Return the entries below verbatim, all of them, leaving out the pictures.

Stored data>
■ ■ ■ ■ ■ ■ ■

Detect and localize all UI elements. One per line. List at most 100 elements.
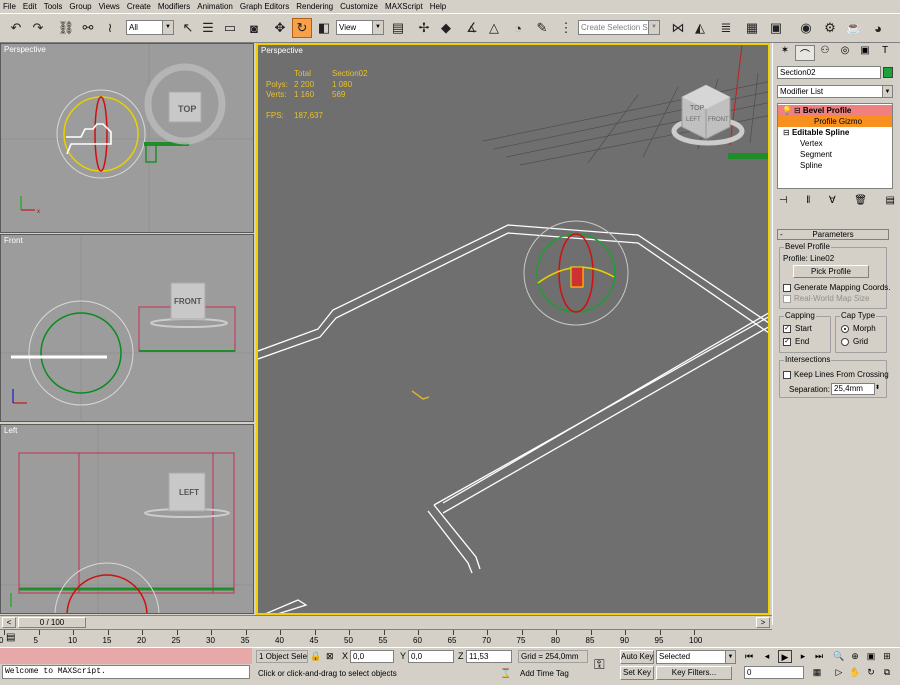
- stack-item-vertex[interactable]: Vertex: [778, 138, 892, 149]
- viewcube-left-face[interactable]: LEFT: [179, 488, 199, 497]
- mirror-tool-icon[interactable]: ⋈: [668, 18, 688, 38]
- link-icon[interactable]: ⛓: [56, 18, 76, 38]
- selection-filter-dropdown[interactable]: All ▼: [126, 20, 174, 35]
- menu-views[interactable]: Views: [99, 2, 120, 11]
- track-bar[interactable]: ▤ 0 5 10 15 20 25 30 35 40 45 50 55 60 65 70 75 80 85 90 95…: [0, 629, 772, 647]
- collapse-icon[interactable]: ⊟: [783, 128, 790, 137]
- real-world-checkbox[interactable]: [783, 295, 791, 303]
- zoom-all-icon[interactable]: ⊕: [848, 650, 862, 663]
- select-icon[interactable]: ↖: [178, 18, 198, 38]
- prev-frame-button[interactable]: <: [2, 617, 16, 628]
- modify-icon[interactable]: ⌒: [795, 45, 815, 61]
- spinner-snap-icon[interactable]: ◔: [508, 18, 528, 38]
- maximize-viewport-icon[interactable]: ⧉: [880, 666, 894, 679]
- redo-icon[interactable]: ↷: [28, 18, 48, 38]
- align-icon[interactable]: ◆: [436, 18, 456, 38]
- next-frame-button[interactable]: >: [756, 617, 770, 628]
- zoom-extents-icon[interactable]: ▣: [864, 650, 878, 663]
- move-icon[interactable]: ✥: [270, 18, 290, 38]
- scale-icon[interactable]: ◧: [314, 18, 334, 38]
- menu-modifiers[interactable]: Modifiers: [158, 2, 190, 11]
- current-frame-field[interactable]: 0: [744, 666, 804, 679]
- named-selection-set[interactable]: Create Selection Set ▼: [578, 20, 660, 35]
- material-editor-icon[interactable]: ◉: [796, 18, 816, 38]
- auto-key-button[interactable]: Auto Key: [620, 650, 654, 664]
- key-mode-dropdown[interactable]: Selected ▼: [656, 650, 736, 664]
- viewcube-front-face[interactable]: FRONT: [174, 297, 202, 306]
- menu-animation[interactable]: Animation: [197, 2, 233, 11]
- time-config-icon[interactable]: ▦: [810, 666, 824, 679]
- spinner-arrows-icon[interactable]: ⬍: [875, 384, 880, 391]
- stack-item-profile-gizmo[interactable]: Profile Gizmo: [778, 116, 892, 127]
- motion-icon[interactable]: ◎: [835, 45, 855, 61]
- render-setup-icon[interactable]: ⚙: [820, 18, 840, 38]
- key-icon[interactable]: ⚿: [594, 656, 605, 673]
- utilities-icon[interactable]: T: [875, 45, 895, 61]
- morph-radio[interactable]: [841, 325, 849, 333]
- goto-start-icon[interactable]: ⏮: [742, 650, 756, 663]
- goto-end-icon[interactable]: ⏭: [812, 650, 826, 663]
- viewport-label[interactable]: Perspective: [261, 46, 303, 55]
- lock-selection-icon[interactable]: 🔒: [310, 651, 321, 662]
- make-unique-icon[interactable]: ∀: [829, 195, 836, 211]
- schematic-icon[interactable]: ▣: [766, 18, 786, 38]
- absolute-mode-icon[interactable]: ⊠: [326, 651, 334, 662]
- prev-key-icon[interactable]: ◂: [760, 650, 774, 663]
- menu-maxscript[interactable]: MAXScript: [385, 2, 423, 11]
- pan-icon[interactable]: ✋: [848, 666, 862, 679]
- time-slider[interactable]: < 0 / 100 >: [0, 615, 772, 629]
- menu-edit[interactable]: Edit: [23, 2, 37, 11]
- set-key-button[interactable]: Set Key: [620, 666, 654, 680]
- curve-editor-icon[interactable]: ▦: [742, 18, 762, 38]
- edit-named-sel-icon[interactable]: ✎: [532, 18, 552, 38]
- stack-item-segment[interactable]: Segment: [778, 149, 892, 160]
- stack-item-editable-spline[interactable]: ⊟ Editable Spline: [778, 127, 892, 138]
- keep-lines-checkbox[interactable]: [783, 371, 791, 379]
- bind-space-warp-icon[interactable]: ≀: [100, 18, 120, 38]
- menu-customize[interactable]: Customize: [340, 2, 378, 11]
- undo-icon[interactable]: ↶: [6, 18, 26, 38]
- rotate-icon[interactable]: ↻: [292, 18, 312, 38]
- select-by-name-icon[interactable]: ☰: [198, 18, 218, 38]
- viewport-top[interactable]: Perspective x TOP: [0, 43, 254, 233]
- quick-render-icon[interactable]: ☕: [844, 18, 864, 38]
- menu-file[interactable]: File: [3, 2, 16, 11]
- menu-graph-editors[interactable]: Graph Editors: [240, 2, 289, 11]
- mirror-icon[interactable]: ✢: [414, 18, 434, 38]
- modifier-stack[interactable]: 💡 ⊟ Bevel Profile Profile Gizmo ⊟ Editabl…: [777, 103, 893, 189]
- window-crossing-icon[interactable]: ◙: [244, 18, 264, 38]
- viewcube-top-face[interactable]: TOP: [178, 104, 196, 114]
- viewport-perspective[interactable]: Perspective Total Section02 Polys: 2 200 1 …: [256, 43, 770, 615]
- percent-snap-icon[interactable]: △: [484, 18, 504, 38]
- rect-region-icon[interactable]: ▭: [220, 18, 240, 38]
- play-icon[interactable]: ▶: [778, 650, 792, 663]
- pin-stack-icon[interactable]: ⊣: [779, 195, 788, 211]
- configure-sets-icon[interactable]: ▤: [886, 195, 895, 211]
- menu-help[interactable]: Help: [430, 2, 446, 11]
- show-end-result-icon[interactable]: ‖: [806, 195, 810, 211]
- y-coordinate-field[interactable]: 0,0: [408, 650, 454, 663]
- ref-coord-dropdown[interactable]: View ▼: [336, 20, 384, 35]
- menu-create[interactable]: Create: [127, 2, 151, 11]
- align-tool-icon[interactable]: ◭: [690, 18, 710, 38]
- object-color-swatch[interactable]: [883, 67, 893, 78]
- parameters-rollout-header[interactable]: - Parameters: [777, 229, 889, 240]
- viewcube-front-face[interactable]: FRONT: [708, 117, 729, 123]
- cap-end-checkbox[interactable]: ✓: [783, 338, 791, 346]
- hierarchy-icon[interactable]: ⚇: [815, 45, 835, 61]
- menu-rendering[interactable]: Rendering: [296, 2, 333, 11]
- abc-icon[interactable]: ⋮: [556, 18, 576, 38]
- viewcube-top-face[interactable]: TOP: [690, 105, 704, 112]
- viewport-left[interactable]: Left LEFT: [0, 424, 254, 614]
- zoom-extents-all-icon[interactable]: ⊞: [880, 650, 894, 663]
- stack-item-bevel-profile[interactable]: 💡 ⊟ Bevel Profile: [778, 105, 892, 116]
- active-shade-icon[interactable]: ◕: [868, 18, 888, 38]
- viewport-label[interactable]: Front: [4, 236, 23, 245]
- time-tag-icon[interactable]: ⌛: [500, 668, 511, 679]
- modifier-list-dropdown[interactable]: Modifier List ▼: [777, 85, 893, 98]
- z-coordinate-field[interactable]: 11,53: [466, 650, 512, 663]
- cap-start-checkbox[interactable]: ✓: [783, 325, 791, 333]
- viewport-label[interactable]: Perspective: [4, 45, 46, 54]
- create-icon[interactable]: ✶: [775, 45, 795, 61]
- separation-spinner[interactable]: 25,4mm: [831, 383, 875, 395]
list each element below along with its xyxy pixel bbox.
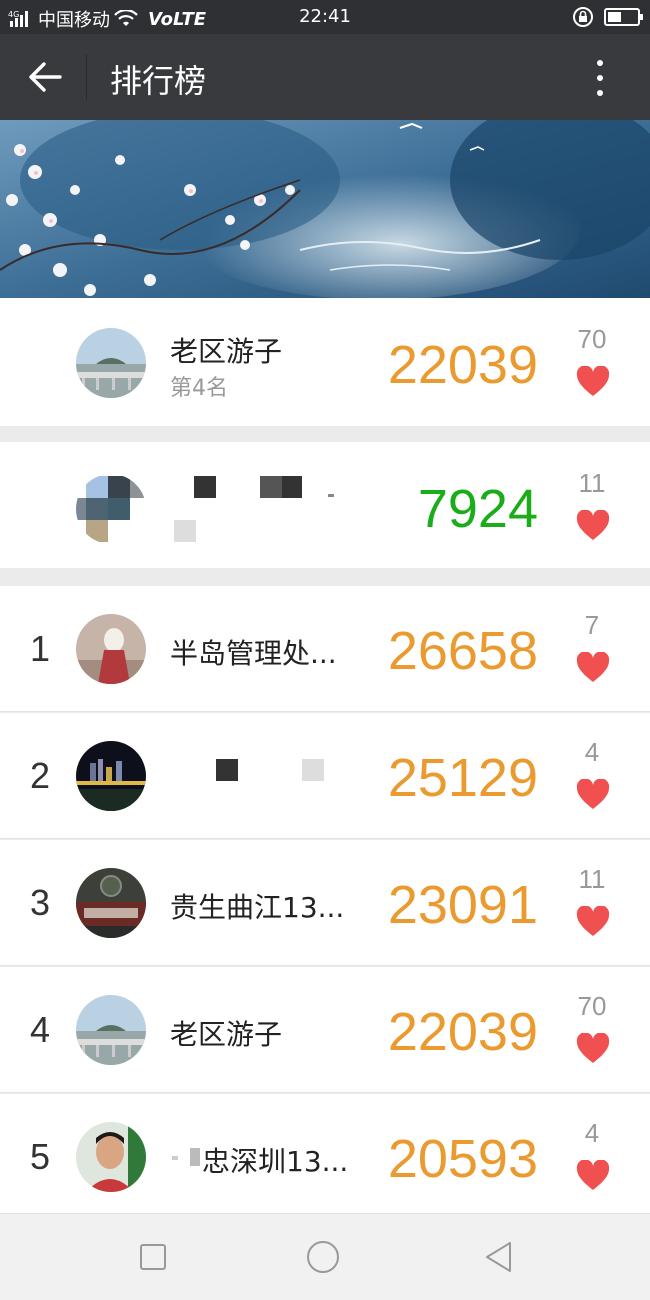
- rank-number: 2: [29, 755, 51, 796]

■ ■ ■ ■ ■ ■ ■

Reply to the exercise>
Detect and localize all UI elements. One per line. List at most 100 elements.
- stack-item-vertex[interactable]: Vertex: [778, 138, 892, 149]
- viewcube-left-face[interactable]: LEFT: [179, 488, 199, 497]
- mirror-tool-icon[interactable]: ⋈: [668, 18, 688, 38]
- link-icon[interactable]: ⛓: [56, 18, 76, 38]
- selection-filter-dropdown[interactable]: All ▼: [126, 20, 174, 35]
- menu-views[interactable]: Views: [99, 2, 120, 11]
- track-bar[interactable]: ▤ 0 5 10 15 20 25 30 35 40 45 50 55 60 65 70 75 80 85 90 95…: [0, 629, 772, 647]
- collapse-icon[interactable]: ⊟: [783, 128, 790, 137]
- real-world-checkbox[interactable]: [783, 295, 791, 303]
- zoom-all-icon[interactable]: ⊕: [848, 650, 862, 663]
- select-icon[interactable]: ↖: [178, 18, 198, 38]
- prev-frame-button[interactable]: <: [2, 617, 16, 628]
- modify-icon[interactable]: ⌒: [795, 45, 815, 61]
- spinner-snap-icon[interactable]: ◔: [508, 18, 528, 38]
- maximize-viewport-icon[interactable]: ⧉: [880, 666, 894, 679]
- redo-icon[interactable]: ↷: [28, 18, 48, 38]
- align-icon[interactable]: ◆: [436, 18, 456, 38]
- next-frame-button[interactable]: >: [756, 617, 770, 628]
- zoom-extents-icon[interactable]: ▣: [864, 650, 878, 663]
- move-icon[interactable]: ✥: [270, 18, 290, 38]
- scale-icon[interactable]: ◧: [314, 18, 334, 38]
- menu-modifiers[interactable]: Modifiers: [158, 2, 190, 11]
- current-frame-field[interactable]: 0: [744, 666, 804, 679]
- named-selection-set[interactable]: Create Selection Set ▼: [578, 20, 660, 35]
- material-editor-icon[interactable]: ◉: [796, 18, 816, 38]
- auto-key-button[interactable]: Auto Key: [620, 650, 654, 664]
- key-mode-dropdown[interactable]: Selected ▼: [656, 650, 736, 664]
- viewcube-front-face[interactable]: FRONT: [174, 297, 202, 306]
- menu-animation[interactable]: Animation: [197, 2, 233, 11]
- time-config-icon[interactable]: ▦: [810, 666, 824, 679]
- spinner-arrows-icon[interactable]: ⬍: [875, 384, 880, 391]
- stack-item-profile-gizmo[interactable]: Profile Gizmo: [778, 116, 892, 127]
- motion-icon[interactable]: ◎: [835, 45, 855, 61]
- render-setup-icon[interactable]: ⚙: [820, 18, 840, 38]
- key-icon[interactable]: ⚿: [594, 656, 605, 673]
- utilities-icon[interactable]: T: [875, 45, 895, 61]
- morph-radio[interactable]: [841, 325, 849, 333]
- goto-start-icon[interactable]: ⏮: [742, 650, 756, 663]
- goto-end-icon[interactable]: ⏭: [812, 650, 826, 663]
- viewport-label[interactable]: Perspective: [261, 46, 303, 55]
- lock-selection-icon[interactable]: 🔒: [310, 651, 321, 662]
- make-unique-icon[interactable]: ∀: [829, 195, 836, 211]
- schematic-icon[interactable]: ▣: [766, 18, 786, 38]
- absolute-mode-icon[interactable]: ⊠: [326, 651, 334, 662]
- prev-key-icon[interactable]: ◂: [760, 650, 774, 663]
- menu-maxscript[interactable]: MAXScript: [385, 2, 423, 11]
- pan-icon[interactable]: ✋: [848, 666, 862, 679]
- time-slider[interactable]: < 0 / 100 >: [0, 615, 772, 629]
- menu-edit[interactable]: Edit: [23, 2, 37, 11]
- set-key-button[interactable]: Set Key: [620, 666, 654, 680]
- curve-editor-icon[interactable]: ▦: [742, 18, 762, 38]
- edit-named-sel-icon[interactable]: ✎: [532, 18, 552, 38]
- stack-item-segment[interactable]: Segment: [778, 149, 892, 160]
- stack-item-editable-spline[interactable]: ⊟ Editable Spline: [778, 127, 892, 138]
- keep-lines-checkbox[interactable]: [783, 371, 791, 379]
- bind-space-warp-icon[interactable]: ≀: [100, 18, 120, 38]
- menu-customize[interactable]: Customize: [340, 2, 378, 11]
- undo-icon[interactable]: ↶: [6, 18, 26, 38]
- rotate-icon[interactable]: ↻: [292, 18, 312, 38]
- select-by-name-icon[interactable]: ☰: [198, 18, 218, 38]
- viewport-top[interactable]: Perspective x TOP: [0, 43, 254, 233]
- quick-render-icon[interactable]: ☕: [844, 18, 864, 38]
- menu-file[interactable]: File: [3, 2, 16, 11]
- menu-graph-editors[interactable]: Graph Editors: [240, 2, 289, 11]
- mirror-icon[interactable]: ✢: [414, 18, 434, 38]
- modifier-stack[interactable]: 💡 ⊟ Bevel Profile Profile Gizmo ⊟ Editabl…: [777, 103, 893, 189]
- window-crossing-icon[interactable]: ◙: [244, 18, 264, 38]
- viewcube-top-face[interactable]: TOP: [178, 104, 196, 114]
- viewport-perspective[interactable]: Perspective Total Section02 Polys: 2 200 1 …: [256, 43, 770, 615]
- percent-snap-icon[interactable]: △: [484, 18, 504, 38]
- rect-region-icon[interactable]: ▭: [220, 18, 240, 38]
- play-icon[interactable]: ▶: [778, 650, 792, 663]
- pin-stack-icon[interactable]: ⊣: [779, 195, 788, 211]
- configure-sets-icon[interactable]: ▤: [886, 195, 895, 211]
- menu-help[interactable]: Help: [430, 2, 446, 11]
- show-end-result-icon[interactable]: ‖: [806, 195, 810, 211]
- y-coordinate-field[interactable]: 0,0: [408, 650, 454, 663]
- ref-coord-dropdown[interactable]: View ▼: [336, 20, 384, 35]
- menu-create[interactable]: Create: [127, 2, 151, 11]
- align-tool-icon[interactable]: ◭: [690, 18, 710, 38]
- object-color-swatch[interactable]: [883, 67, 893, 78]
- parameters-rollout-header[interactable]: - Parameters: [777, 229, 889, 240]
- viewcube-front-face[interactable]: FRONT: [708, 117, 729, 123]
- cap-end-checkbox[interactable]: ✓: [783, 338, 791, 346]
- hierarchy-icon[interactable]: ⚇: [815, 45, 835, 61]
- menu-rendering[interactable]: Rendering: [296, 2, 333, 11]
- abc-icon[interactable]: ⋮: [556, 18, 576, 38]
- viewcube-top-face[interactable]: TOP: [690, 105, 704, 112]
- viewport-left[interactable]: Left LEFT: [0, 424, 254, 614]
- zoom-extents-all-icon[interactable]: ⊞: [880, 650, 894, 663]
- stack-item-bevel-profile[interactable]: 💡 ⊟ Bevel Profile: [778, 105, 892, 116]
- active-shade-icon[interactable]: ◕: [868, 18, 888, 38]
- viewport-label[interactable]: Front: [4, 236, 23, 245]
- time-tag-icon[interactable]: ⌛: [500, 668, 511, 679]
- modifier-list-dropdown[interactable]: Modifier List ▼: [777, 85, 893, 98]
- z-coordinate-field[interactable]: 11,53: [466, 650, 512, 663]
- cap-start-checkbox[interactable]: ✓: [783, 325, 791, 333]
- viewport-label[interactable]: Perspective: [4, 45, 46, 54]
- create-icon[interactable]: ✶: [775, 45, 795, 61]
- separation-spinner[interactable]: 25,4mm: [831, 383, 875, 395]
list each element below along with its xyxy pixel bbox.
- rank-number: 2: [29, 755, 51, 796]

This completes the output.